Using the listing below, give the number of lines where "onset" appears, and nothing else.
───── Entries shown
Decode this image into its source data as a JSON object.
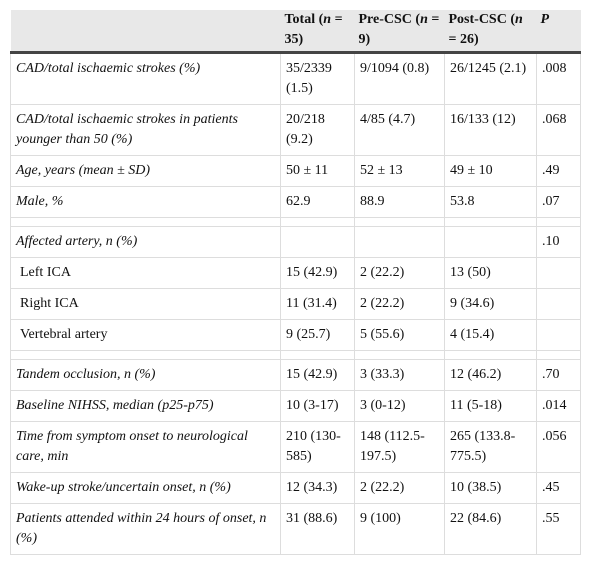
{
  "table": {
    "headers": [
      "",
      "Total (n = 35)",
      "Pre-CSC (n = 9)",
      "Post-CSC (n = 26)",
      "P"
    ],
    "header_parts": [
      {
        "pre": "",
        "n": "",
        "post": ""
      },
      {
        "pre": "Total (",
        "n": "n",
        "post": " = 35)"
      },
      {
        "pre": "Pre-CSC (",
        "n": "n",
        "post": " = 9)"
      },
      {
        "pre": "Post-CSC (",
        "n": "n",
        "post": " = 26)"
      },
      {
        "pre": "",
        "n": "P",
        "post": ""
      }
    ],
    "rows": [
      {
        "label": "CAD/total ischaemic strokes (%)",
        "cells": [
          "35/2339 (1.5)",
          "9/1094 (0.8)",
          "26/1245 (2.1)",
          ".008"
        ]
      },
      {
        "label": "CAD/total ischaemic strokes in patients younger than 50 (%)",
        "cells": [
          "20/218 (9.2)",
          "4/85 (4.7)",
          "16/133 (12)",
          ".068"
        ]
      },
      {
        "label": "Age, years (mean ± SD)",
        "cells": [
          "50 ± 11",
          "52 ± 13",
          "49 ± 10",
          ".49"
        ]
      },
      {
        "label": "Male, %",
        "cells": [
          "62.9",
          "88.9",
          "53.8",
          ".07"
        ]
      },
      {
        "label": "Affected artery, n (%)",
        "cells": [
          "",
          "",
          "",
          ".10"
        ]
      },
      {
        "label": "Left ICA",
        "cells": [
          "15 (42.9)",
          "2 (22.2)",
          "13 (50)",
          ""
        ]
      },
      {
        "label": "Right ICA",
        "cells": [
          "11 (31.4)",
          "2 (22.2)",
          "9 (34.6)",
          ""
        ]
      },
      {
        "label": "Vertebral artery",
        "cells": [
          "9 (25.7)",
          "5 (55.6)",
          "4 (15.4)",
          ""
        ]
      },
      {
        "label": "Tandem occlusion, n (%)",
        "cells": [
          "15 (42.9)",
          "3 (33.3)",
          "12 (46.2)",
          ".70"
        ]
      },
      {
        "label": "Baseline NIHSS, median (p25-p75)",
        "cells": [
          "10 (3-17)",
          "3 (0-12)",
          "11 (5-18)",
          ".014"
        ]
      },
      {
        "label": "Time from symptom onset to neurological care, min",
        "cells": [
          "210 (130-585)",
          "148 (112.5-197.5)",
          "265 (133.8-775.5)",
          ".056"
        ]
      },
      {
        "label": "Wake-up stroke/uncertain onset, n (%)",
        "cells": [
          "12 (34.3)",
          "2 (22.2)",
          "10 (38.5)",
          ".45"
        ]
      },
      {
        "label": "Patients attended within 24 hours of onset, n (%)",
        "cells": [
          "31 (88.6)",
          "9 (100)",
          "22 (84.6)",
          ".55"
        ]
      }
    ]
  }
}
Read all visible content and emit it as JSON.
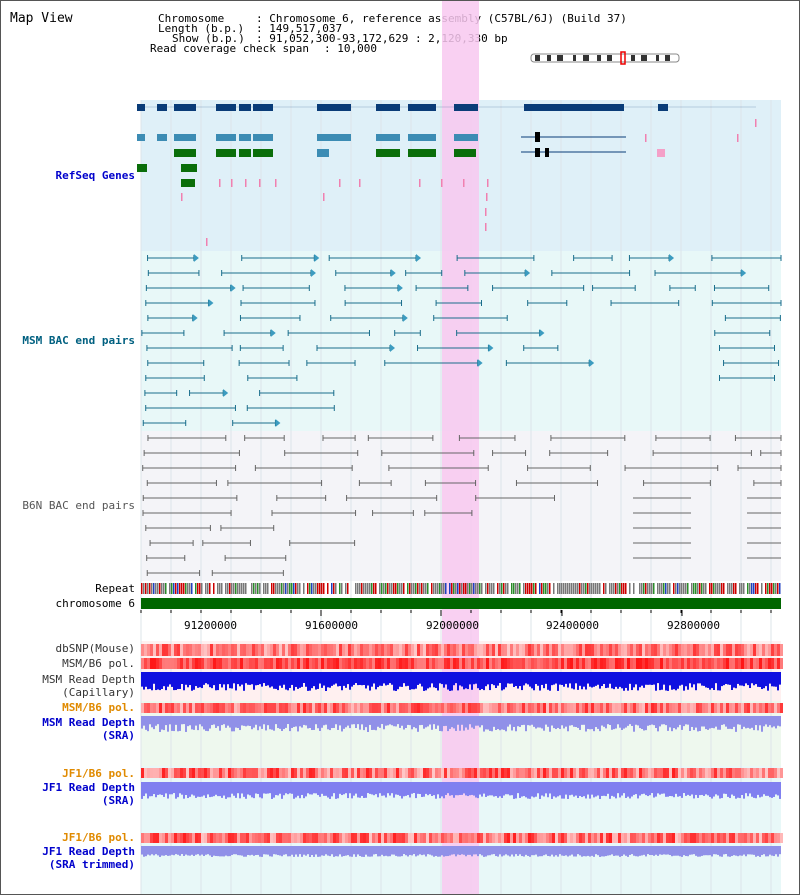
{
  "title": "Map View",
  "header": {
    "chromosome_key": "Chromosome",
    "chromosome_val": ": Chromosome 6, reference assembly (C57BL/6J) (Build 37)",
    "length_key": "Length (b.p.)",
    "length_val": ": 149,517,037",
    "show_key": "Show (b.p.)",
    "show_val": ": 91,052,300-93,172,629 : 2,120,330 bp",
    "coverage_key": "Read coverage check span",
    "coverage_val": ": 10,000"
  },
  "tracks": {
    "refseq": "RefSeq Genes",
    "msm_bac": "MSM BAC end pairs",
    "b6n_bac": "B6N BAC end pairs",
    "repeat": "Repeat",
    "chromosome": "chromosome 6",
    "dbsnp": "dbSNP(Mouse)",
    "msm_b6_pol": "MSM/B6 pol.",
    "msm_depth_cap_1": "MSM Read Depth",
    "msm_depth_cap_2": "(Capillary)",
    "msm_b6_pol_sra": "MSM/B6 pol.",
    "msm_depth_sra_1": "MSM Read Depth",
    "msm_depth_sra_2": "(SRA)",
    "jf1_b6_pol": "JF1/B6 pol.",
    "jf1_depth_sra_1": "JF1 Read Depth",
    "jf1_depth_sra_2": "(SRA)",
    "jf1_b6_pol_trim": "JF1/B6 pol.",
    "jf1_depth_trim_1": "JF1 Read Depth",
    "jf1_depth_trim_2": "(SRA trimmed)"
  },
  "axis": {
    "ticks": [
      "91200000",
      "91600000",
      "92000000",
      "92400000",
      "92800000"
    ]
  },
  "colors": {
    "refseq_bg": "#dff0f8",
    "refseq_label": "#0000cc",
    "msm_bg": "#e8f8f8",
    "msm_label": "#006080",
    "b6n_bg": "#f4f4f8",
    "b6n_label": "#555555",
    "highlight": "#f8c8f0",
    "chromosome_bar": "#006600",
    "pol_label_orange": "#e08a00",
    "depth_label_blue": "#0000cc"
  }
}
──────────
───── Entries shown
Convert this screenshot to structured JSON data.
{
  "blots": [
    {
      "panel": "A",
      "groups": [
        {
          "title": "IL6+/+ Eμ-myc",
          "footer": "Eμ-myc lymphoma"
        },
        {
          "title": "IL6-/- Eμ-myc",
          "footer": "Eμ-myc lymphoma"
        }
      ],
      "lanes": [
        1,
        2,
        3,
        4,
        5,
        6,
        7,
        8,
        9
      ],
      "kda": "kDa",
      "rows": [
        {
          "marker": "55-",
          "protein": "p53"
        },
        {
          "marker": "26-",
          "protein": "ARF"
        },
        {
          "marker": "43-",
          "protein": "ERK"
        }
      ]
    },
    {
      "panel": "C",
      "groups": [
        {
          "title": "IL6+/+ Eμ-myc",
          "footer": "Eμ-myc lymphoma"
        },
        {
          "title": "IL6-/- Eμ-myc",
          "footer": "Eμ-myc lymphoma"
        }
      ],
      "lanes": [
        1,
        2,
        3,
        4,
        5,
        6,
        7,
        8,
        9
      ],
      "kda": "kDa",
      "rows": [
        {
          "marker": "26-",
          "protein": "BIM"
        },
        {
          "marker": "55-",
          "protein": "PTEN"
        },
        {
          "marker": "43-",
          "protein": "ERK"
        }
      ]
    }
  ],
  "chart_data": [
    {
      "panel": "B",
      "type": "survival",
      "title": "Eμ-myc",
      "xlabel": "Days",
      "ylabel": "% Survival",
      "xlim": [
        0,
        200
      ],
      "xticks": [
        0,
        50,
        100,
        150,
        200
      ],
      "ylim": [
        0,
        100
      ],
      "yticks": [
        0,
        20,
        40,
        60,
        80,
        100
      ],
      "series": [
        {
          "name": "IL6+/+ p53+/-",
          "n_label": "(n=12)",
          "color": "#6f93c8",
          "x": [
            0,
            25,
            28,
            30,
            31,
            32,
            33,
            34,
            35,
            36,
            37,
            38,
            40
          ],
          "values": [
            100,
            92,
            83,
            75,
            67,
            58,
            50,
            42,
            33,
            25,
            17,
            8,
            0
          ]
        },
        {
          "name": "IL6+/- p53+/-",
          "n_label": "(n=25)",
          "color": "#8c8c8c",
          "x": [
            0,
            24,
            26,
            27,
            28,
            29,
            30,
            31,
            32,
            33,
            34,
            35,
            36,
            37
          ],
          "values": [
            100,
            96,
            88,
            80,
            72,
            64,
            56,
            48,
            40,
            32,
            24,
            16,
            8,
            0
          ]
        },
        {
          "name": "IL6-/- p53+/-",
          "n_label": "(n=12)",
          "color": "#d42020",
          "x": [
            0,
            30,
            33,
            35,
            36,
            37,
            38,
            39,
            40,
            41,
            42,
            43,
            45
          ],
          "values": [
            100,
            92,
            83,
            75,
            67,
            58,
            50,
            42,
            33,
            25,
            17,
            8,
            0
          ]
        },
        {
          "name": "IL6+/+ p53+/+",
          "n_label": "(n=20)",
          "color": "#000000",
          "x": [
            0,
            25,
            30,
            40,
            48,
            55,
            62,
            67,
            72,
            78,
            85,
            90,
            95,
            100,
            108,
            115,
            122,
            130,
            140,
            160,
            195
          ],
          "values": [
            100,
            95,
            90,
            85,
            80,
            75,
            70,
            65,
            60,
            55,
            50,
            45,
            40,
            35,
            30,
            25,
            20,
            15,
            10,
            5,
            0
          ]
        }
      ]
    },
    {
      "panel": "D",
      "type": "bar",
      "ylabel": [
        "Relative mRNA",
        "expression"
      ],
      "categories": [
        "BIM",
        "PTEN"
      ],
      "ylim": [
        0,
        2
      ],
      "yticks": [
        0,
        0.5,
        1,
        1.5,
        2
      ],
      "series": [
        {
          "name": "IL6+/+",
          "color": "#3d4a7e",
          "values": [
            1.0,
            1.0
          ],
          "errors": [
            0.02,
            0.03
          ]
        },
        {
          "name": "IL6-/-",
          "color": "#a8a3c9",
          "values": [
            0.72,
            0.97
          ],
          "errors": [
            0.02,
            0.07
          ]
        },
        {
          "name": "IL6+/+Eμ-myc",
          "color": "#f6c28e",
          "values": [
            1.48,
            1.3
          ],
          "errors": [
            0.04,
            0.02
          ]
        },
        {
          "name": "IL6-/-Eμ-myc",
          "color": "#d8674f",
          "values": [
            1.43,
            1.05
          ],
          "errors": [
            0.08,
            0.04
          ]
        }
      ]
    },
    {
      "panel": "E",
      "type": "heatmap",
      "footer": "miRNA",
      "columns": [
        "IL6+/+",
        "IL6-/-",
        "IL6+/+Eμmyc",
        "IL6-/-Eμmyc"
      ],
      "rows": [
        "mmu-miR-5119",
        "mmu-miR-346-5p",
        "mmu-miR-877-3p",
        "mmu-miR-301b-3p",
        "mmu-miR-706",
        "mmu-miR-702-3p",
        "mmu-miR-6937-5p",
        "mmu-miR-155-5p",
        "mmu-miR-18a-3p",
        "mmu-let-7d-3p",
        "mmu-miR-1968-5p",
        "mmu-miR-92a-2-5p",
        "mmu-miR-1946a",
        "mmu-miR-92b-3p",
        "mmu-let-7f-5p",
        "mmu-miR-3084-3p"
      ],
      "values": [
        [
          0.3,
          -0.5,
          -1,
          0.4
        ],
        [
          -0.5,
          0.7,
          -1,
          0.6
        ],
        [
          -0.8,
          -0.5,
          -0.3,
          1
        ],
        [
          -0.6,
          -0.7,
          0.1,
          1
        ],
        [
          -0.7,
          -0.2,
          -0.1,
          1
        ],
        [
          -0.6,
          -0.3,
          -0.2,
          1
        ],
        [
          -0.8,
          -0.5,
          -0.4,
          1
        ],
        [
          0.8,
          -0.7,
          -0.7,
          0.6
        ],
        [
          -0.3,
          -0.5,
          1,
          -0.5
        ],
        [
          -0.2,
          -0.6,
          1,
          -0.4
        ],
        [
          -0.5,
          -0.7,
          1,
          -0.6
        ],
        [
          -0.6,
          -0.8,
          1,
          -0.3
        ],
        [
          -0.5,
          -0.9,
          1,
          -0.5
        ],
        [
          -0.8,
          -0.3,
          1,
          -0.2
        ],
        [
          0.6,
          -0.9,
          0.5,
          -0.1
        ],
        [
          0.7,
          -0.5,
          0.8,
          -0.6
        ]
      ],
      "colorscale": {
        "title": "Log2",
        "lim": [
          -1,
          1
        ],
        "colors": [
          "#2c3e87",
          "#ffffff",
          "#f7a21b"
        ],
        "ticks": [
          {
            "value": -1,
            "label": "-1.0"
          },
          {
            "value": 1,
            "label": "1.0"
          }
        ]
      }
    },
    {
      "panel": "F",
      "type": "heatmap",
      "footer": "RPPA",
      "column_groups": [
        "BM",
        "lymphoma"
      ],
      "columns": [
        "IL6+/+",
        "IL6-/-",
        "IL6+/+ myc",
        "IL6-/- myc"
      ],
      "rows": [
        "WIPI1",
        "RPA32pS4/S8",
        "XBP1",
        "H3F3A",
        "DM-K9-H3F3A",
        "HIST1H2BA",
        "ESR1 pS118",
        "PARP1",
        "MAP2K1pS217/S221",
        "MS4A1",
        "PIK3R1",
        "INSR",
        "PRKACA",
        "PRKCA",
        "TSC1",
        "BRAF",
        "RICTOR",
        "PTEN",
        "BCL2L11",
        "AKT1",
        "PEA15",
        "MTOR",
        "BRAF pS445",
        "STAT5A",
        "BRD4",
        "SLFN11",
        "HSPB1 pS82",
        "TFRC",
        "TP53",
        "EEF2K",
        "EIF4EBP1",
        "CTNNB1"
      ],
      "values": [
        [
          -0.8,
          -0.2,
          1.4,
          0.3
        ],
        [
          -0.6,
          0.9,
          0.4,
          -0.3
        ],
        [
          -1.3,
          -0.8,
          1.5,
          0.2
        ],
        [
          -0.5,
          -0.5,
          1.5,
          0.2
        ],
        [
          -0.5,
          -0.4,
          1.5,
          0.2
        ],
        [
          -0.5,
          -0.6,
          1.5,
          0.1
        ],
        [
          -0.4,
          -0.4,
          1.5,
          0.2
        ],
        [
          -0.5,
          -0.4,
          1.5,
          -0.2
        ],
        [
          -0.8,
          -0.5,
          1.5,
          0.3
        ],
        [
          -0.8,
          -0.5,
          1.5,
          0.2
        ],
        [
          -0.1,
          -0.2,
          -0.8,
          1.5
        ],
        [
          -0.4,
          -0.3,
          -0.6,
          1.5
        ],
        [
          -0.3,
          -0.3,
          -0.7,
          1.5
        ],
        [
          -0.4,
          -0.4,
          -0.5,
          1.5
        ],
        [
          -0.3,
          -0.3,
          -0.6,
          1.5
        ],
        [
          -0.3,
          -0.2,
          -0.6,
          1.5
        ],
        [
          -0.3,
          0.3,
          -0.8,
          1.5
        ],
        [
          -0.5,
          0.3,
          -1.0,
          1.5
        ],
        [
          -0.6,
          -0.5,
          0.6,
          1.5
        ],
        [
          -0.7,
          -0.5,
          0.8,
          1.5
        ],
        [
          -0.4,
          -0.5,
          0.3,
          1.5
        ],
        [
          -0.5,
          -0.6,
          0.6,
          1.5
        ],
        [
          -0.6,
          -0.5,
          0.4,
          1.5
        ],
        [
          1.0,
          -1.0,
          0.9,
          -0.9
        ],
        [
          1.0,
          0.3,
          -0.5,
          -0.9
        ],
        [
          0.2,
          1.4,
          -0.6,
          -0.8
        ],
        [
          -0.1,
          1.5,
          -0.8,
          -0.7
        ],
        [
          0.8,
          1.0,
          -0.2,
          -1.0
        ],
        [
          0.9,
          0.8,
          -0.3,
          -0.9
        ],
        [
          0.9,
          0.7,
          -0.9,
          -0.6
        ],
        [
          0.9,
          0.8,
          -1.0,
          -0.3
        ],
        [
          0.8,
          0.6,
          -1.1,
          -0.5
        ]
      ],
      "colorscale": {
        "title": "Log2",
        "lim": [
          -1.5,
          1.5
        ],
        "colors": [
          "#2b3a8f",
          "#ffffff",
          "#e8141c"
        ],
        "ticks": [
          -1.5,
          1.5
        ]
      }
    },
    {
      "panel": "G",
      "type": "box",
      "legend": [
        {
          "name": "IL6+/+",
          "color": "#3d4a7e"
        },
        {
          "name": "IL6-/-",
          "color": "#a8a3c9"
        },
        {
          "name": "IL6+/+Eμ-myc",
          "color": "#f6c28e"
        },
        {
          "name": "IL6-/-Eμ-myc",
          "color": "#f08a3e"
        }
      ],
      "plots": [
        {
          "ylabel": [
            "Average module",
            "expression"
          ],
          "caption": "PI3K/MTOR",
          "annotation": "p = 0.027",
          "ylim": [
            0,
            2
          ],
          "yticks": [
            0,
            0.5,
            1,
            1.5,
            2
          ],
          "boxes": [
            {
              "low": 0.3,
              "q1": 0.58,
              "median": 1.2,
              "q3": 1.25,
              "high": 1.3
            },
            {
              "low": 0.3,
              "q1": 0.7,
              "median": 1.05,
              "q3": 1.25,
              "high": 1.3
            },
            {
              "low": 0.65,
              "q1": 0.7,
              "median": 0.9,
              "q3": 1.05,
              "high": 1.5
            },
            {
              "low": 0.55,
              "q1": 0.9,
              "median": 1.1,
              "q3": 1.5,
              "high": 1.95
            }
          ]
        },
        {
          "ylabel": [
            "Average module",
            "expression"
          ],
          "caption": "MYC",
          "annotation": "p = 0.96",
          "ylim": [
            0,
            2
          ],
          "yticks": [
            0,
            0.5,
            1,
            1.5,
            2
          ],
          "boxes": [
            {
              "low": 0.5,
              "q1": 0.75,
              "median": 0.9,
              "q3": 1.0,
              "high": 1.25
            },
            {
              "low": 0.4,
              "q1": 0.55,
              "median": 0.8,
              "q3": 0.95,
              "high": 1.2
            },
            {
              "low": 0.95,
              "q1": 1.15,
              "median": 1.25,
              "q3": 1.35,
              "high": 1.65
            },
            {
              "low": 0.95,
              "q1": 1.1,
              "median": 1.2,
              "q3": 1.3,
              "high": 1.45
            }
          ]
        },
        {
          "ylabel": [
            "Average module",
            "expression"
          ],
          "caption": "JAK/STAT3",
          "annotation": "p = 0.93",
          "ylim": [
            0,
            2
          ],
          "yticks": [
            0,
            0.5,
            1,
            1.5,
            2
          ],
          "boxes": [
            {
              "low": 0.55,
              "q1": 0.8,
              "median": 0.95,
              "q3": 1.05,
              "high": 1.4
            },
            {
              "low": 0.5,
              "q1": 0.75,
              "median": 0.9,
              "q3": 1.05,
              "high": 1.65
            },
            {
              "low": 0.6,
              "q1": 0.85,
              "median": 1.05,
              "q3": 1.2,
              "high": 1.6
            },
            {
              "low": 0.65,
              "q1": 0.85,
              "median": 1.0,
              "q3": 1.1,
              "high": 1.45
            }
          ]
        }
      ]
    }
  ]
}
──────────
### Result for this exercise:
3